Keep the pictures out of the copy and repeat the records exactly.

○ ○ ○ ○ ○ ○ ○

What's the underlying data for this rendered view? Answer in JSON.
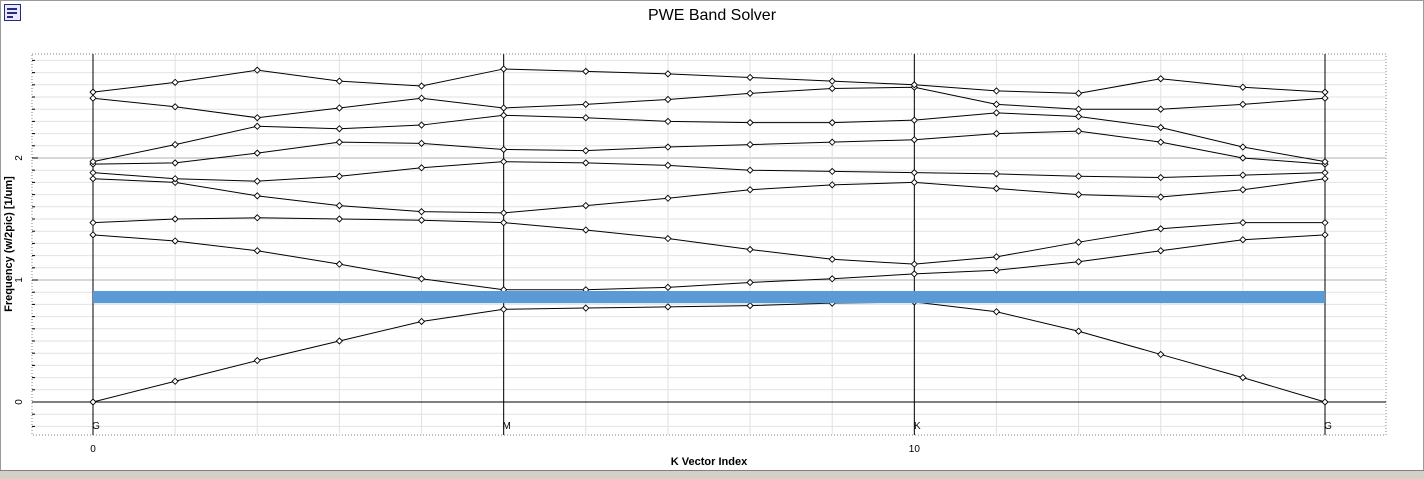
{
  "chart_data": {
    "type": "line",
    "title": "PWE Band Solver",
    "xlabel": "K Vector Index",
    "ylabel": "Frequency (w/2pic) [1/um]",
    "xlim": [
      0,
      15
    ],
    "ylim": [
      -0.25,
      2.85
    ],
    "x_ticks": [
      {
        "value": 0,
        "label": "0"
      },
      {
        "value": 10,
        "label": "10"
      }
    ],
    "y_ticks": [
      {
        "value": 0,
        "label": "0"
      },
      {
        "value": 1,
        "label": "1"
      },
      {
        "value": 2,
        "label": "2"
      }
    ],
    "symmetry_points": [
      {
        "x": 0,
        "label": "G"
      },
      {
        "x": 5,
        "label": "M"
      },
      {
        "x": 10,
        "label": "K"
      },
      {
        "x": 15,
        "label": "G"
      }
    ],
    "x": [
      0,
      1,
      2,
      3,
      4,
      5,
      6,
      7,
      8,
      9,
      10,
      11,
      12,
      13,
      14,
      15
    ],
    "series": [
      {
        "values": [
          0.0,
          0.17,
          0.34,
          0.5,
          0.66,
          0.76,
          0.77,
          0.78,
          0.79,
          0.81,
          0.82,
          0.74,
          0.58,
          0.39,
          0.2,
          0.0
        ]
      },
      {
        "values": [
          1.37,
          1.32,
          1.24,
          1.13,
          1.01,
          0.92,
          0.92,
          0.94,
          0.98,
          1.01,
          1.05,
          1.08,
          1.15,
          1.24,
          1.33,
          1.37
        ]
      },
      {
        "values": [
          1.47,
          1.5,
          1.51,
          1.5,
          1.49,
          1.47,
          1.41,
          1.34,
          1.25,
          1.17,
          1.13,
          1.19,
          1.31,
          1.42,
          1.47,
          1.47
        ]
      },
      {
        "values": [
          1.83,
          1.8,
          1.69,
          1.61,
          1.56,
          1.55,
          1.61,
          1.67,
          1.74,
          1.78,
          1.8,
          1.75,
          1.7,
          1.68,
          1.74,
          1.83
        ]
      },
      {
        "values": [
          1.88,
          1.83,
          1.81,
          1.85,
          1.92,
          1.97,
          1.96,
          1.94,
          1.9,
          1.89,
          1.88,
          1.87,
          1.85,
          1.84,
          1.86,
          1.88
        ]
      },
      {
        "values": [
          1.95,
          1.96,
          2.04,
          2.13,
          2.12,
          2.07,
          2.06,
          2.09,
          2.11,
          2.13,
          2.15,
          2.2,
          2.22,
          2.13,
          2.0,
          1.95
        ]
      },
      {
        "values": [
          1.97,
          2.11,
          2.26,
          2.24,
          2.27,
          2.35,
          2.33,
          2.3,
          2.29,
          2.29,
          2.31,
          2.37,
          2.34,
          2.25,
          2.09,
          1.97
        ]
      },
      {
        "values": [
          2.49,
          2.42,
          2.33,
          2.41,
          2.49,
          2.41,
          2.44,
          2.48,
          2.53,
          2.57,
          2.58,
          2.44,
          2.4,
          2.4,
          2.44,
          2.49
        ]
      },
      {
        "values": [
          2.54,
          2.62,
          2.72,
          2.63,
          2.59,
          2.73,
          2.71,
          2.69,
          2.66,
          2.63,
          2.6,
          2.55,
          2.53,
          2.65,
          2.58,
          2.54
        ]
      }
    ],
    "band_gap": {
      "from": 0.81,
      "to": 0.91,
      "x_from": 0,
      "x_to": 15,
      "color": "#5b9bd5"
    },
    "line_color": "#000000",
    "grid": true
  }
}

○ ○ ○ ○ ○ ○ ○

PROBLEM SOLUTION:
What's the underlying data for this rendered view? Answer in JSON.
{
  "chart_data": {
    "type": "line",
    "title": "PWE Band Solver",
    "xlabel": "K Vector Index",
    "ylabel": "Frequency (w/2pic) [1/um]",
    "xlim": [
      0,
      15
    ],
    "ylim": [
      -0.25,
      2.85
    ],
    "x_ticks": [
      {
        "value": 0,
        "label": "0"
      },
      {
        "value": 10,
        "label": "10"
      }
    ],
    "y_ticks": [
      {
        "value": 0,
        "label": "0"
      },
      {
        "value": 1,
        "label": "1"
      },
      {
        "value": 2,
        "label": "2"
      }
    ],
    "symmetry_points": [
      {
        "x": 0,
        "label": "G"
      },
      {
        "x": 5,
        "label": "M"
      },
      {
        "x": 10,
        "label": "K"
      },
      {
        "x": 15,
        "label": "G"
      }
    ],
    "x": [
      0,
      1,
      2,
      3,
      4,
      5,
      6,
      7,
      8,
      9,
      10,
      11,
      12,
      13,
      14,
      15
    ],
    "series": [
      {
        "values": [
          0.0,
          0.17,
          0.34,
          0.5,
          0.66,
          0.76,
          0.77,
          0.78,
          0.79,
          0.81,
          0.82,
          0.74,
          0.58,
          0.39,
          0.2,
          0.0
        ]
      },
      {
        "values": [
          1.37,
          1.32,
          1.24,
          1.13,
          1.01,
          0.92,
          0.92,
          0.94,
          0.98,
          1.01,
          1.05,
          1.08,
          1.15,
          1.24,
          1.33,
          1.37
        ]
      },
      {
        "values": [
          1.47,
          1.5,
          1.51,
          1.5,
          1.49,
          1.47,
          1.41,
          1.34,
          1.25,
          1.17,
          1.13,
          1.19,
          1.31,
          1.42,
          1.47,
          1.47
        ]
      },
      {
        "values": [
          1.83,
          1.8,
          1.69,
          1.61,
          1.56,
          1.55,
          1.61,
          1.67,
          1.74,
          1.78,
          1.8,
          1.75,
          1.7,
          1.68,
          1.74,
          1.83
        ]
      },
      {
        "values": [
          1.88,
          1.83,
          1.81,
          1.85,
          1.92,
          1.97,
          1.96,
          1.94,
          1.9,
          1.89,
          1.88,
          1.87,
          1.85,
          1.84,
          1.86,
          1.88
        ]
      },
      {
        "values": [
          1.95,
          1.96,
          2.04,
          2.13,
          2.12,
          2.07,
          2.06,
          2.09,
          2.11,
          2.13,
          2.15,
          2.2,
          2.22,
          2.13,
          2.0,
          1.95
        ]
      },
      {
        "values": [
          1.97,
          2.11,
          2.26,
          2.24,
          2.27,
          2.35,
          2.33,
          2.3,
          2.29,
          2.29,
          2.31,
          2.37,
          2.34,
          2.25,
          2.09,
          1.97
        ]
      },
      {
        "values": [
          2.49,
          2.42,
          2.33,
          2.41,
          2.49,
          2.41,
          2.44,
          2.48,
          2.53,
          2.57,
          2.58,
          2.44,
          2.4,
          2.4,
          2.44,
          2.49
        ]
      },
      {
        "values": [
          2.54,
          2.62,
          2.72,
          2.63,
          2.59,
          2.73,
          2.71,
          2.69,
          2.66,
          2.63,
          2.6,
          2.55,
          2.53,
          2.65,
          2.58,
          2.54
        ]
      }
    ],
    "band_gap": {
      "from": 0.81,
      "to": 0.91,
      "x_from": 0,
      "x_to": 15,
      "color": "#5b9bd5"
    },
    "line_color": "#000000",
    "grid": true
  }
}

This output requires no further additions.